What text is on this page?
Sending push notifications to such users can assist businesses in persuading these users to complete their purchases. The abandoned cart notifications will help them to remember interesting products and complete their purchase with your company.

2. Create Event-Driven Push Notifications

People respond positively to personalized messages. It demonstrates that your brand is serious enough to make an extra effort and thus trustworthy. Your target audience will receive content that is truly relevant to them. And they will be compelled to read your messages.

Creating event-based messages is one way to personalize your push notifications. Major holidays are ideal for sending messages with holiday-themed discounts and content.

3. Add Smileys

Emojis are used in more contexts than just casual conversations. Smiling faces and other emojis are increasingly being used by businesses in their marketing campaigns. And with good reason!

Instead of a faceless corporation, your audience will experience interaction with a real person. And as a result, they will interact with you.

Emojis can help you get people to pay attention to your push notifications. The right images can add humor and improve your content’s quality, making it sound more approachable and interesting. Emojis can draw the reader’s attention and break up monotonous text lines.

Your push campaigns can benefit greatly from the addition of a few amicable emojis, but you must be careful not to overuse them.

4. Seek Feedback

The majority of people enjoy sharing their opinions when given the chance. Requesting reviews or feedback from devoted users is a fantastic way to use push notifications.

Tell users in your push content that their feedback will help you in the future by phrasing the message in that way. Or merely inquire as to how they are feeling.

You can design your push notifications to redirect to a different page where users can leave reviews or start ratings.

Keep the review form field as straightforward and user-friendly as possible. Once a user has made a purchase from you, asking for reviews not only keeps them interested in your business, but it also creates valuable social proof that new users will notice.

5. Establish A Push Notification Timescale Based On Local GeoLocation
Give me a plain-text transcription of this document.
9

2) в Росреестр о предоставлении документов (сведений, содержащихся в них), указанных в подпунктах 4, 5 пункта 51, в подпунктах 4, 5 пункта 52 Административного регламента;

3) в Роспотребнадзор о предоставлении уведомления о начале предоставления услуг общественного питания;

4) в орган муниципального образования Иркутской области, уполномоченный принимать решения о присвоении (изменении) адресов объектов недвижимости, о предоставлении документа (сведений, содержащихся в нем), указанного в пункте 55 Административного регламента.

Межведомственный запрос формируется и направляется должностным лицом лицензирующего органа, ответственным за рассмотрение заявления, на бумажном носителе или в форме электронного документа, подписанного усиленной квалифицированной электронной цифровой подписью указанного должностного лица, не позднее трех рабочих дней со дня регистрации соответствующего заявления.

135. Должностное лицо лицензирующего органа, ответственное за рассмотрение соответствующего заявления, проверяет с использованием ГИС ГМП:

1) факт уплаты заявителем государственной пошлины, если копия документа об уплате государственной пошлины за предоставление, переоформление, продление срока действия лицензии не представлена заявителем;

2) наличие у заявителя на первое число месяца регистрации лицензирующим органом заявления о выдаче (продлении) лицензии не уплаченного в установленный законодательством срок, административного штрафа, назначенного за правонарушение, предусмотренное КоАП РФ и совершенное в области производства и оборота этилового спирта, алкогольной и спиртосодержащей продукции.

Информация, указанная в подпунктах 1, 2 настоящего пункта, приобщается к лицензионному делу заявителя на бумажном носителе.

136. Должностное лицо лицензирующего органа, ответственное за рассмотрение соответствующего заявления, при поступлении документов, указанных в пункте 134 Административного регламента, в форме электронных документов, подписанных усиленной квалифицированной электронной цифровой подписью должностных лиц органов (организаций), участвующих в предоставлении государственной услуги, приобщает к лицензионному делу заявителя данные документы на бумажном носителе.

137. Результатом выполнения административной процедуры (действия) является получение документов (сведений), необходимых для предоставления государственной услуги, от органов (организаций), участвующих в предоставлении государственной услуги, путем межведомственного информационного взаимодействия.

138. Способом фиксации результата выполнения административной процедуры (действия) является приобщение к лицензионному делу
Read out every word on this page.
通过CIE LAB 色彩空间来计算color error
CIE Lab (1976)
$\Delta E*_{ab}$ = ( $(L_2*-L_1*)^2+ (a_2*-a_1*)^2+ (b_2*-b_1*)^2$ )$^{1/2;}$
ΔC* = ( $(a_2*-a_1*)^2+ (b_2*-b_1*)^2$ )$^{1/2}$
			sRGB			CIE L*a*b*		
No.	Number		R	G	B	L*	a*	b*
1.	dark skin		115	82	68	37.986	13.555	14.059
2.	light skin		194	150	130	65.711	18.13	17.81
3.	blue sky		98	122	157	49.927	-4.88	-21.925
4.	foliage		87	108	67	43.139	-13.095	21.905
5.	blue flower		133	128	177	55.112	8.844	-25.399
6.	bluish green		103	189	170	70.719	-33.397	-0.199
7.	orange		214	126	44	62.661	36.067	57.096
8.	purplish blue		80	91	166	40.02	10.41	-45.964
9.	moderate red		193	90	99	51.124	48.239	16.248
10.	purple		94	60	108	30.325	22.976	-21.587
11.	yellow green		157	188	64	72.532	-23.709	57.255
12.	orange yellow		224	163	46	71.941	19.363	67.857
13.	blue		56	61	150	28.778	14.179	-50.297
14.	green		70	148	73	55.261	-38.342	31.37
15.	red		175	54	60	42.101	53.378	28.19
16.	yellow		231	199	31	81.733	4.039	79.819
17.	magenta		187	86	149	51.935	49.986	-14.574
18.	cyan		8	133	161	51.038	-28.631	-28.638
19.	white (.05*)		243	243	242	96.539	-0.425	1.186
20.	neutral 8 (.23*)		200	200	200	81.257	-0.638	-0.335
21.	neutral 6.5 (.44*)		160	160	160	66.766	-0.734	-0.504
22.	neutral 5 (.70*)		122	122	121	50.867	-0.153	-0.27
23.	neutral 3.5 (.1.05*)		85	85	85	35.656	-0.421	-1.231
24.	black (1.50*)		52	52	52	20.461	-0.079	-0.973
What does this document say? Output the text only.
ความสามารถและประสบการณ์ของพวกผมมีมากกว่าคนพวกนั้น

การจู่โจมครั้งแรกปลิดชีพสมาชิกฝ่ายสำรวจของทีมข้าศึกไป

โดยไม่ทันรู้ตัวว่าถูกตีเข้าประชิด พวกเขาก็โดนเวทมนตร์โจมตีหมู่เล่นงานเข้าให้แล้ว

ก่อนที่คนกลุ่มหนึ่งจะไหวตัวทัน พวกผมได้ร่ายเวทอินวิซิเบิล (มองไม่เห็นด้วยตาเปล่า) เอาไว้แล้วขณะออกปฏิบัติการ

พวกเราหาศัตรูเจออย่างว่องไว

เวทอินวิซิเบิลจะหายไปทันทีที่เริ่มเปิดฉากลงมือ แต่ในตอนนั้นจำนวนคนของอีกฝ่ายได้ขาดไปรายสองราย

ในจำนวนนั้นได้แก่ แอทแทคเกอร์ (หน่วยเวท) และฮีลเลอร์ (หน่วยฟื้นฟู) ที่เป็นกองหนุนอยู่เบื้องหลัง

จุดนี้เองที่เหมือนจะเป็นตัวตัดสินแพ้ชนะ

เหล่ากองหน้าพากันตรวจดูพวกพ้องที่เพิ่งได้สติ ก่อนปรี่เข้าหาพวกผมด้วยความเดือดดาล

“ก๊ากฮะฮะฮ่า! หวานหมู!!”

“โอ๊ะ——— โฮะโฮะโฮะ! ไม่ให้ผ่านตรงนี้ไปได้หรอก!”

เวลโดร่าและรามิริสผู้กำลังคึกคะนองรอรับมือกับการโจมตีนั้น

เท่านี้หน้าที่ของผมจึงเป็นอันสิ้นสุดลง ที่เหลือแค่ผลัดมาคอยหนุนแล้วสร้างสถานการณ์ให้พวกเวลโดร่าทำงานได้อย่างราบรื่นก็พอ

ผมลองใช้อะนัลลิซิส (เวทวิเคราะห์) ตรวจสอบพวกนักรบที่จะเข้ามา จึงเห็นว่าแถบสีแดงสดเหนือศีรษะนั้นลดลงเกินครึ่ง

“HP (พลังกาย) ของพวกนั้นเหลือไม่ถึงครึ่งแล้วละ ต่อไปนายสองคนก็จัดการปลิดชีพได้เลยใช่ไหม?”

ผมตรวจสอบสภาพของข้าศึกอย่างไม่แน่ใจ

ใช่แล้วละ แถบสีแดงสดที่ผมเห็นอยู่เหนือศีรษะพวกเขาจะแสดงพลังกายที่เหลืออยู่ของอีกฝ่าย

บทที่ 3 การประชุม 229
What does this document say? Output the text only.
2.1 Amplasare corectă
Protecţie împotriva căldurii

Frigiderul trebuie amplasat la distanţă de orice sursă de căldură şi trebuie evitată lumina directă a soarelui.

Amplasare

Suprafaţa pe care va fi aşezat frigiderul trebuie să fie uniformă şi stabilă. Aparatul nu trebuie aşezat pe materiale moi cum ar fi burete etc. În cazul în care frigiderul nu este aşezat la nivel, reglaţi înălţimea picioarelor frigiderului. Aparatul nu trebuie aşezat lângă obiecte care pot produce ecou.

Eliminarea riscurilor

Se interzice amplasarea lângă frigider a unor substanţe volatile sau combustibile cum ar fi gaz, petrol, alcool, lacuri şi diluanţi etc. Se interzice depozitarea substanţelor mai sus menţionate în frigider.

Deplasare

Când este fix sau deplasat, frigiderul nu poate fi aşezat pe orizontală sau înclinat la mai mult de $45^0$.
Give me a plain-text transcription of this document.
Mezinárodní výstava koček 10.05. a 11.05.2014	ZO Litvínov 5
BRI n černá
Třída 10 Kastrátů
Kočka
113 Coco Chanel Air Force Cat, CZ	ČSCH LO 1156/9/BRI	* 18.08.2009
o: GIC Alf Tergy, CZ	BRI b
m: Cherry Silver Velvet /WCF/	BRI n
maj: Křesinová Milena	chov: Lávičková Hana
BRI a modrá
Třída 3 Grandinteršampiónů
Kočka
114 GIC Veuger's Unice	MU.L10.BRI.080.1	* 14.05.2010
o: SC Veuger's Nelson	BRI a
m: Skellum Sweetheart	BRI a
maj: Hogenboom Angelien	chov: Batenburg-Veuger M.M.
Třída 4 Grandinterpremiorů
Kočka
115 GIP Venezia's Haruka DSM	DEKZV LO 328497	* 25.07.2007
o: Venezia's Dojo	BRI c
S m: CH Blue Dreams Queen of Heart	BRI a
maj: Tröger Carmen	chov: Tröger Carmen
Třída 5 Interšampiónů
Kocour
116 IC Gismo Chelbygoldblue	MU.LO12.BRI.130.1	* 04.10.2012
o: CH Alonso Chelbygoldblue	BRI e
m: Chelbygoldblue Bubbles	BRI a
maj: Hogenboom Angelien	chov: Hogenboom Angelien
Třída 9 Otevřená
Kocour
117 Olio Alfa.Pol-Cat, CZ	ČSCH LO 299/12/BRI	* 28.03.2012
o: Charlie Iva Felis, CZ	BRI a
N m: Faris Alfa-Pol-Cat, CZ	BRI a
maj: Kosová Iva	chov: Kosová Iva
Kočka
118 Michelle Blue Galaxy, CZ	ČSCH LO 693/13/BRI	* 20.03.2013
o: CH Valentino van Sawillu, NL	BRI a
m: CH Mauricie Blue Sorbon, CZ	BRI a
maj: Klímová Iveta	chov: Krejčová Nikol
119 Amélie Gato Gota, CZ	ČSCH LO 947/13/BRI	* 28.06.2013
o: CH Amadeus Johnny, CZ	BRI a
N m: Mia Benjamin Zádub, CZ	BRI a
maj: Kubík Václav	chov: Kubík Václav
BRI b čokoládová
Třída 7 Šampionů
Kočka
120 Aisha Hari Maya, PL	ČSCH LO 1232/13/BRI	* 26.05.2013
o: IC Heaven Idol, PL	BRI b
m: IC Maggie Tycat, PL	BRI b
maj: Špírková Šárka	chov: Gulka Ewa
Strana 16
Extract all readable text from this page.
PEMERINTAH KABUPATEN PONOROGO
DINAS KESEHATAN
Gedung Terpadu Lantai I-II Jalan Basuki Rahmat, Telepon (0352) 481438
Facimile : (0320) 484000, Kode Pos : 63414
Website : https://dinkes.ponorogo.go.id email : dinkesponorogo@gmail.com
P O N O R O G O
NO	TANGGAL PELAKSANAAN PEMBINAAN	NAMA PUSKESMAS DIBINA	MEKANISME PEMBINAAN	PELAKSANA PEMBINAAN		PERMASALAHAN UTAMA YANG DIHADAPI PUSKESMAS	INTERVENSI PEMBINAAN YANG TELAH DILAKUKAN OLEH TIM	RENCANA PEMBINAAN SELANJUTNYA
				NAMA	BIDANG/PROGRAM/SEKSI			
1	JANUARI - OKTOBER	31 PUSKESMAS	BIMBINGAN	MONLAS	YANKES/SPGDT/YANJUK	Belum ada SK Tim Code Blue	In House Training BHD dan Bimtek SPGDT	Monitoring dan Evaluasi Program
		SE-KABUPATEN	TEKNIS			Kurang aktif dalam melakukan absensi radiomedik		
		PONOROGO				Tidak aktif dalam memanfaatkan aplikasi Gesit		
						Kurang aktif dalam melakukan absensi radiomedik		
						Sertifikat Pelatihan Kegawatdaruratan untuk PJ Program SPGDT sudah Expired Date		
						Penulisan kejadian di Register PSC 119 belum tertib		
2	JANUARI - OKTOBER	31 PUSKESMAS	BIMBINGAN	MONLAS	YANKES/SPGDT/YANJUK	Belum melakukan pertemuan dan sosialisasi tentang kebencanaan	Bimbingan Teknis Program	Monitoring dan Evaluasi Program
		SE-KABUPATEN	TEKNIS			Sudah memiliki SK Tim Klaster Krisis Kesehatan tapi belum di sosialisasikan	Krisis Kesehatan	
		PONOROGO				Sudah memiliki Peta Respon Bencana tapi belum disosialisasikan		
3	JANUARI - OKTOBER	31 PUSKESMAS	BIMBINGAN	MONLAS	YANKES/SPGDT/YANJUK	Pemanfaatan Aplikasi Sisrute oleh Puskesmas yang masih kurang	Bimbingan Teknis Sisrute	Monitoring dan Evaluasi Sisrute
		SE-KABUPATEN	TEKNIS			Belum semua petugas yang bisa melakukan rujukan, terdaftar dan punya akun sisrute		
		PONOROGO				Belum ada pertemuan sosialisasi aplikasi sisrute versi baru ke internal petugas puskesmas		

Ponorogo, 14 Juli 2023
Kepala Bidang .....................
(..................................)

++++

## Set task
Using the listing above, work out how many of its lines include "that", and give only the result.

## Correct result
3